# TASK DESCRIPTION
Output the lines that follow exactly as they are.

[Stored data]
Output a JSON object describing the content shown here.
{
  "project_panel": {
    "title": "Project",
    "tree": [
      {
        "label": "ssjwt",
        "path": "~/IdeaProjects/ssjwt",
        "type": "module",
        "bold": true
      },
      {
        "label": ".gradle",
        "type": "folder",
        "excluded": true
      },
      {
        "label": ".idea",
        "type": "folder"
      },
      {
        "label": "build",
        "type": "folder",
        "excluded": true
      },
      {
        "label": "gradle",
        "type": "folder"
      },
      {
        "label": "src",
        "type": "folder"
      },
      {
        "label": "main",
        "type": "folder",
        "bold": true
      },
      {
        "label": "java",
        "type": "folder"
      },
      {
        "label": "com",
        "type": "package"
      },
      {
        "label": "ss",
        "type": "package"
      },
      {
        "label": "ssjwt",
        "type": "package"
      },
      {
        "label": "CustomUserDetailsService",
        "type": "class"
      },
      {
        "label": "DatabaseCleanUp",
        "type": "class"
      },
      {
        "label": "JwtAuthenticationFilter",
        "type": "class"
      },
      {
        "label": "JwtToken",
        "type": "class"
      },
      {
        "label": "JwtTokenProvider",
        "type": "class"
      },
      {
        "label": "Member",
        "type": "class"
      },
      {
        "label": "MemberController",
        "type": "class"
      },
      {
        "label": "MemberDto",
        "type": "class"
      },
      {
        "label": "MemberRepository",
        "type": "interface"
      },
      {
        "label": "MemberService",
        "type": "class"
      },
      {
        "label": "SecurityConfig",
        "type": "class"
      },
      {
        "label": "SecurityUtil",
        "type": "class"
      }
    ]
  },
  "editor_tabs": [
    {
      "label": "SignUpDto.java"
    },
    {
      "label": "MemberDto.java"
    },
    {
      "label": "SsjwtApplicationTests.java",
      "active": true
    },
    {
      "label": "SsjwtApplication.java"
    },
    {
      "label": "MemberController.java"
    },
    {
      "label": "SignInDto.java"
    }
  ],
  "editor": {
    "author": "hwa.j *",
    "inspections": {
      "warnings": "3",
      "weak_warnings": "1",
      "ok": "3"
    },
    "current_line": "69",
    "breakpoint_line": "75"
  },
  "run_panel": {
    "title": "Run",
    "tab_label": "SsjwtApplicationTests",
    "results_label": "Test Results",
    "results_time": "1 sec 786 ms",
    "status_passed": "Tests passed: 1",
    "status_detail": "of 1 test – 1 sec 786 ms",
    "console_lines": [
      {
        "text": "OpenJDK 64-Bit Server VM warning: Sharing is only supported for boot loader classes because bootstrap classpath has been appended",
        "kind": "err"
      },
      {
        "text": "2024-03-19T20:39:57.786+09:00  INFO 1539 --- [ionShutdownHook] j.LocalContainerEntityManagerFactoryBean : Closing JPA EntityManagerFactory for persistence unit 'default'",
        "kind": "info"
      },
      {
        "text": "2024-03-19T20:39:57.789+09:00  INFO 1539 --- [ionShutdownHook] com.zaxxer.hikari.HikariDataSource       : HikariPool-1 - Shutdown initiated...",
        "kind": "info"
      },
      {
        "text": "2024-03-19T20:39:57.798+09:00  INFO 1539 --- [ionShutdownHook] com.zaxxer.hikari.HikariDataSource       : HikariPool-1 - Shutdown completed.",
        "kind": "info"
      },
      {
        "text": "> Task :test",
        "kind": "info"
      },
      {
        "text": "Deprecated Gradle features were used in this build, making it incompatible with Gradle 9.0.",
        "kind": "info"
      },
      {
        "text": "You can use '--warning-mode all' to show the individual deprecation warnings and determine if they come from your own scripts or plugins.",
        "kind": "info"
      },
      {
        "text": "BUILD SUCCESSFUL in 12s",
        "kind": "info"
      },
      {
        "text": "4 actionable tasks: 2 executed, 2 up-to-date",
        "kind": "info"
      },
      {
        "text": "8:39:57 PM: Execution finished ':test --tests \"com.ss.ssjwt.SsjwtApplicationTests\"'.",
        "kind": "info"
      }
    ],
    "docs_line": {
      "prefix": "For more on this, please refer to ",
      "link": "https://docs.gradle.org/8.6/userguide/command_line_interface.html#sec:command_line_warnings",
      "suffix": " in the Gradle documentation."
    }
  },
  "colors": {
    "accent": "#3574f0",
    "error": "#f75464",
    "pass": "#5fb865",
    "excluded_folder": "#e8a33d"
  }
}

# OUTPUT OF THE TASK
Output a JSON object describing the content shown here.
{
  "project_panel": {
    "title": "Project",
    "tree": [
      {
        "label": "ssjwt",
        "path": "~/IdeaProjects/ssjwt",
        "type": "module",
        "bold": true
      },
      {
        "label": ".gradle",
        "type": "folder",
        "excluded": true
      },
      {
        "label": ".idea",
        "type": "folder"
      },
      {
        "label": "build",
        "type": "folder",
        "excluded": true
      },
      {
        "label": "gradle",
        "type": "folder"
      },
      {
        "label": "src",
        "type": "folder"
      },
      {
        "label": "main",
        "type": "folder",
        "bold": true
      },
      {
        "label": "java",
        "type": "folder"
      },
      {
        "label": "com",
        "type": "package"
      },
      {
        "label": "ss",
        "type": "package"
      },
      {
        "label": "ssjwt",
        "type": "package"
      },
      {
        "label": "CustomUserDetailsService",
        "type": "class"
      },
      {
        "label": "DatabaseCleanUp",
        "type": "class"
      },
      {
        "label": "JwtAuthenticationFilter",
        "type": "class"
      },
      {
        "label": "JwtToken",
        "type": "class"
      },
      {
        "label": "JwtTokenProvider",
        "type": "class"
      },
      {
        "label": "Member",
        "type": "class"
      },
      {
        "label": "MemberController",
        "type": "class"
      },
      {
        "label": "MemberDto",
        "type": "class"
      },
      {
        "label": "MemberRepository",
        "type": "interface"
      },
      {
        "label": "MemberService",
        "type": "class"
      },
      {
        "label": "SecurityConfig",
        "type": "class"
      },
      {
        "label": "SecurityUtil",
        "type": "class"
      }
    ]
  },
  "editor_tabs": [
    {
      "label": "SignUpDto.java"
    },
    {
      "label": "MemberDto.java"
    },
    {
      "label": "SsjwtApplicationTests.java",
      "active": true
    },
    {
      "label": "SsjwtApplication.java"
    },
    {
      "label": "MemberController.java"
    },
    {
      "label": "SignInDto.java"
    }
  ],
  "editor": {
    "author": "hwa.j *",
    "inspections": {
      "warnings": "3",
      "weak_warnings": "1",
      "ok": "3"
    },
    "current_line": "69",
    "breakpoint_line": "75"
  },
  "run_panel": {
    "title": "Run",
    "tab_label": "SsjwtApplicationTests",
    "results_label": "Test Results",
    "results_time": "1 sec 786 ms",
    "status_passed": "Tests passed: 1",
    "status_detail": "of 1 test – 1 sec 786 ms",
    "console_lines": [
      {
        "text": "OpenJDK 64-Bit Server VM warning: Sharing is only supported for boot loader classes because bootstrap classpath has been appended",
        "kind": "err"
      },
      {
        "text": "2024-03-19T20:39:57.786+09:00  INFO 1539 --- [ionShutdownHook] j.LocalContainerEntityManagerFactoryBean : Closing JPA EntityManagerFactory for persistence unit 'default'",
        "kind": "info"
      },
      {
        "text": "2024-03-19T20:39:57.789+09:00  INFO 1539 --- [ionShutdownHook] com.zaxxer.hikari.HikariDataSource       : HikariPool-1 - Shutdown initiated...",
        "kind": "info"
      },
      {
        "text": "2024-03-19T20:39:57.798+09:00  INFO 1539 --- [ionShutdownHook] com.zaxxer.hikari.HikariDataSource       : HikariPool-1 - Shutdown completed.",
        "kind": "info"
      },
      {
        "text": "> Task :test",
        "kind": "info"
      },
      {
        "text": "Deprecated Gradle features were used in this build, making it incompatible with Gradle 9.0.",
        "kind": "info"
      },
      {
        "text": "You can use '--warning-mode all' to show the individual deprecation warnings and determine if they come from your own scripts or plugins.",
        "kind": "info"
      },
      {
        "text": "BUILD SUCCESSFUL in 12s",
        "kind": "info"
      },
      {
        "text": "4 actionable tasks: 2 executed, 2 up-to-date",
        "kind": "info"
      },
      {
        "text": "8:39:57 PM: Execution finished ':test --tests \"com.ss.ssjwt.SsjwtApplicationTests\"'.",
        "kind": "info"
      }
    ],
    "docs_line": {
      "prefix": "For more on this, please refer to ",
      "link": "https://docs.gradle.org/8.6/userguide/command_line_interface.html#sec:command_line_warnings",
      "suffix": " in the Gradle documentation."
    }
  },
  "colors": {
    "accent": "#3574f0",
    "error": "#f75464",
    "pass": "#5fb865",
    "excluded_folder": "#e8a33d"
  }
}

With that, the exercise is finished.